[Data entries]:

☆ ☆ ☆ ☆ ☆ ☆ ☆

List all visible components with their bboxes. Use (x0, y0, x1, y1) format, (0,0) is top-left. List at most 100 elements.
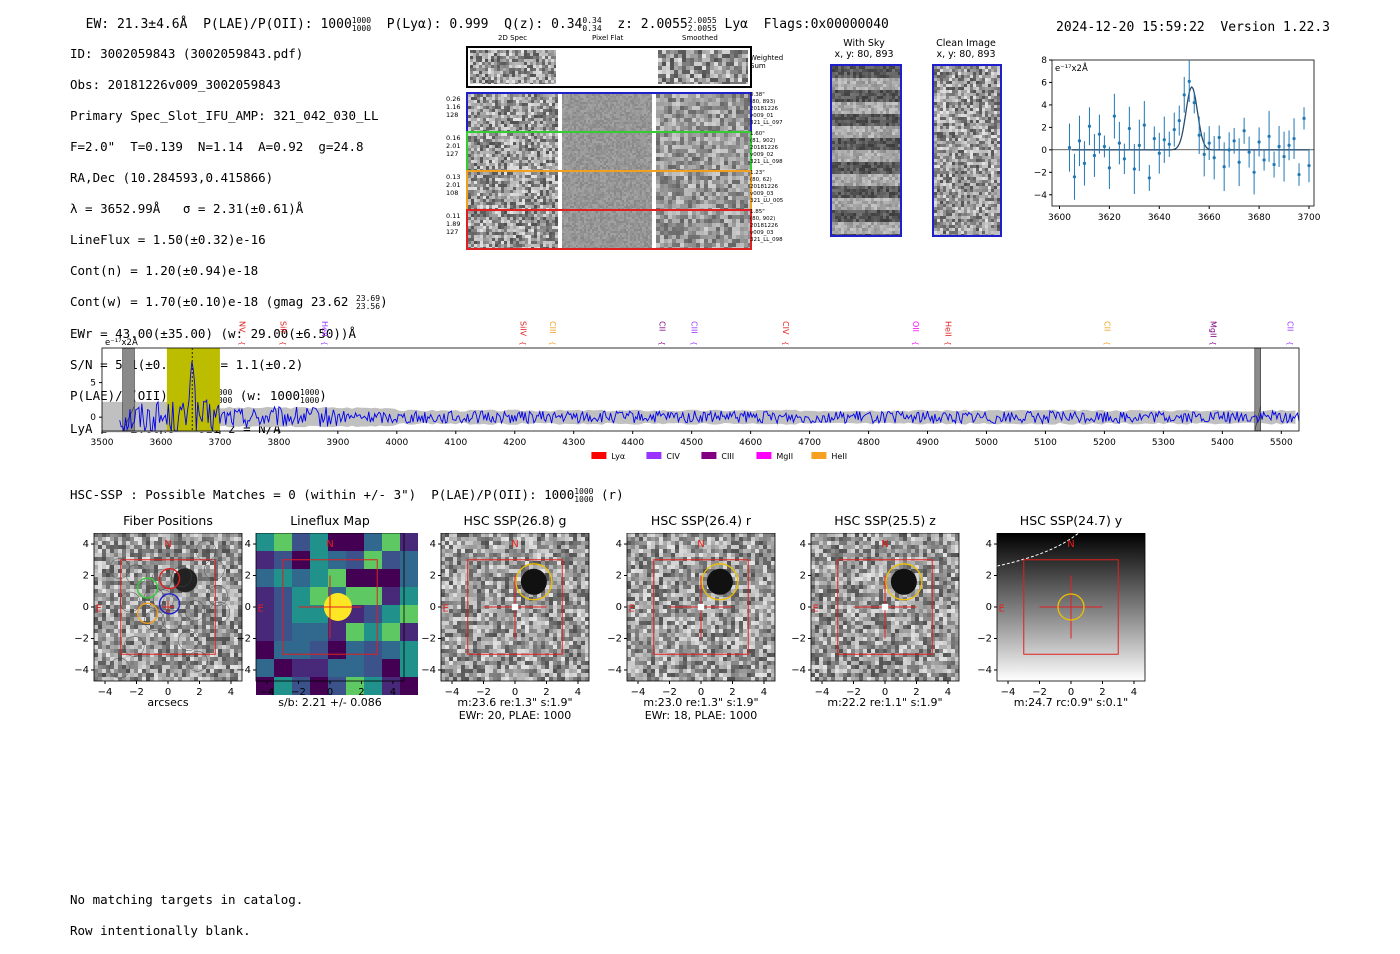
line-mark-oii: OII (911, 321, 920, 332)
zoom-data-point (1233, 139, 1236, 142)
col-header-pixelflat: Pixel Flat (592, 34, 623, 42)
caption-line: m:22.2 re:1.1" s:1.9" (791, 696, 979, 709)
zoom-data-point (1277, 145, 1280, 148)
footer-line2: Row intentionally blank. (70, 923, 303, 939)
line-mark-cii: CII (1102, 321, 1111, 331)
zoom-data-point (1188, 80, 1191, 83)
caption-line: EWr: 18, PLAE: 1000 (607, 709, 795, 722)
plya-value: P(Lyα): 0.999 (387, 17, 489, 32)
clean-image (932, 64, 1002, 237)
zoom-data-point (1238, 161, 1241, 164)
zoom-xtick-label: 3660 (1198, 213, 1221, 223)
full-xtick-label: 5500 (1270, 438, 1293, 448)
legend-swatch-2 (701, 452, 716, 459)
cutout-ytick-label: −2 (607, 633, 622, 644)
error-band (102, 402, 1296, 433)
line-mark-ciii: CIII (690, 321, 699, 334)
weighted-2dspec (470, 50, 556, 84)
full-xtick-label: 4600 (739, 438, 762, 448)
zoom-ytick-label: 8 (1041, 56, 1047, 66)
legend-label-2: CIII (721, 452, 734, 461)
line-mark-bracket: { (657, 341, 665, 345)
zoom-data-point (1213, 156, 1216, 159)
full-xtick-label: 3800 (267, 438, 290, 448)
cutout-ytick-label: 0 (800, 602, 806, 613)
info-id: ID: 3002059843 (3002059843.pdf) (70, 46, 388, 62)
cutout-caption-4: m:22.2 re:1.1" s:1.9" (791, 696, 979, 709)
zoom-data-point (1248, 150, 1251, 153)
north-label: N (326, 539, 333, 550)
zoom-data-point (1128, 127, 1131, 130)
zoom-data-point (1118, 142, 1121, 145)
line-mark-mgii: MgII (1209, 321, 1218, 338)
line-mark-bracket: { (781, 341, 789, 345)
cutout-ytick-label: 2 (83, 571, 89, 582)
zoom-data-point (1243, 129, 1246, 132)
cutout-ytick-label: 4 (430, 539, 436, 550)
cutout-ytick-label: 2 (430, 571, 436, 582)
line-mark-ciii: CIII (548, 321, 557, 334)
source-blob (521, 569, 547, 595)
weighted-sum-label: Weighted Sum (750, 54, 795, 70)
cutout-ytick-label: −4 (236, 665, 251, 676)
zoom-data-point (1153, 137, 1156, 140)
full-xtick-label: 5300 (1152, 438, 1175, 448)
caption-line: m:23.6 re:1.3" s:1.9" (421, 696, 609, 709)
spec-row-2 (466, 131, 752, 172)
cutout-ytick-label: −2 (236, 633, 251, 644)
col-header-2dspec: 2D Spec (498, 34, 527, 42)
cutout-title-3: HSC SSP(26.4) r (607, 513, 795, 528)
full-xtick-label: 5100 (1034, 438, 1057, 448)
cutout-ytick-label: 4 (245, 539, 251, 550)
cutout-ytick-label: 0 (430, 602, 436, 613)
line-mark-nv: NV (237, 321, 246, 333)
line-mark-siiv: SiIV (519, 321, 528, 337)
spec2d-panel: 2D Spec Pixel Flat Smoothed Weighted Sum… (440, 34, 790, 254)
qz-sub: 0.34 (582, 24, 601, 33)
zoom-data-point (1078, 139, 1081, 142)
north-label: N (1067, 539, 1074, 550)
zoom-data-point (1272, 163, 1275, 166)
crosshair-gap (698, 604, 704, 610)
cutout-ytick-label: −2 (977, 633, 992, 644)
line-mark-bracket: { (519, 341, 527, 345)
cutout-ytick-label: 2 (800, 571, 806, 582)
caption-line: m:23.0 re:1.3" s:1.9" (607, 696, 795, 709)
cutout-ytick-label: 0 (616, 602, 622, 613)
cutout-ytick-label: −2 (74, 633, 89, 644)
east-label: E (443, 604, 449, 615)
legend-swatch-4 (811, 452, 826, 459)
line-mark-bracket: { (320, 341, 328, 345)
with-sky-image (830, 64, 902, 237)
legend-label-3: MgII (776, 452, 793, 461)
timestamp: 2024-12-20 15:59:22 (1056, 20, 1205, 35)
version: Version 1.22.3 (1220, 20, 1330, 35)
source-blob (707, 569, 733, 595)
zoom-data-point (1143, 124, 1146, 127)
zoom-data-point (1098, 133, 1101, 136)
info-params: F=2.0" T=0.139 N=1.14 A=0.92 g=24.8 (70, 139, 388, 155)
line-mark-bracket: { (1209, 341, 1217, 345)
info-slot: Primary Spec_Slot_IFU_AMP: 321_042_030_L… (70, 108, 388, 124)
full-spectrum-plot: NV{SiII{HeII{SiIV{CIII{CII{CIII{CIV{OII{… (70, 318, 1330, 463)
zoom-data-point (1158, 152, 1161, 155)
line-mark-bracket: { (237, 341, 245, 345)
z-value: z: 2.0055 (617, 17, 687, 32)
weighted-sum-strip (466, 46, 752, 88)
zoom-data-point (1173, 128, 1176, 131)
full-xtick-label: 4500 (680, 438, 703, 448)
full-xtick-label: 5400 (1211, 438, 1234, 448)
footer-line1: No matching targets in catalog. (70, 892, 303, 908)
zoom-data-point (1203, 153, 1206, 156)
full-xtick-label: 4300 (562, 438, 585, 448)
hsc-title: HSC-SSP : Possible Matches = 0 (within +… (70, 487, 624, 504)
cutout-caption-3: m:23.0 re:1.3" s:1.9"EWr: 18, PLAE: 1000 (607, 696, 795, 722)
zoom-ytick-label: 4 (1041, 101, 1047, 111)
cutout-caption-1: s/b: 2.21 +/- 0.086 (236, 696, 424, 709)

☆ ☆ ☆ ☆ ☆ ☆ ☆

[Exercise instructions]: Turn the part of the material that opens with the line containing "line-mark-oii: OII (911, 321, 920, 332)" and closes with the line containing "full-xtick-label: 3800 (267, 438, 290, 448)" into a Markdown table with the columns "Row" and "Line", numbering each line and leaving out blank lines.

[Answer to the problem]:
| Row | Line |
|---|---|
| 1 | line-mark-oii: OII (911, 321, 920, 332) |
| 2 | zoom-data-point (1233, 139, 1236, 142) |
| 3 | col-header-pixelflat: Pixel Flat (592, 34, 623, 42) |
| 4 | caption-line: m:22.2 re:1.1" s:1.9" (791, 696, 979, 709) |
| 5 | zoom-data-point (1277, 145, 1280, 148) |
| 6 | footer-line2: Row intentionally blank. (70, 923, 303, 939) |
| 7 | line-mark-cii: CII (1102, 321, 1111, 331) |
| 8 | zoom-data-point (1188, 80, 1191, 83) |
| 9 | caption-line: EWr: 18, PLAE: 1000 (607, 709, 795, 722) |
| 10 | plya-value: P(Lyα): 0.999 (387, 17, 489, 32) |
| 11 | clean-image (932, 64, 1002, 237) |
| 12 | zoom-data-point (1238, 161, 1241, 164) |
| 13 | zoom-xtick-label: 3660 (1198, 213, 1221, 223) |
| 14 | full-xtick-label: 5500 (1270, 438, 1293, 448) |
| 15 | legend-swatch-2 (701, 452, 716, 459) |
| 16 | cutout-ytick-label: −2 (607, 633, 622, 644) |
| 17 | error-band (102, 402, 1296, 433) |
| 18 | line-mark-ciii: CIII (690, 321, 699, 334) |
| 19 | weighted-2dspec (470, 50, 556, 84) |
| 20 | full-xtick-label: 4600 (739, 438, 762, 448) |
| 21 | zoom-ytick-label: 8 (1041, 56, 1047, 66) |
| 22 | legend-label-2: CIII (721, 452, 734, 461) |
| 23 | line-mark-bracket: { (657, 341, 665, 345) |
| 24 | zoom-data-point (1213, 156, 1216, 159) |
| 25 | full-xtick-label: 3800 (267, 438, 290, 448) |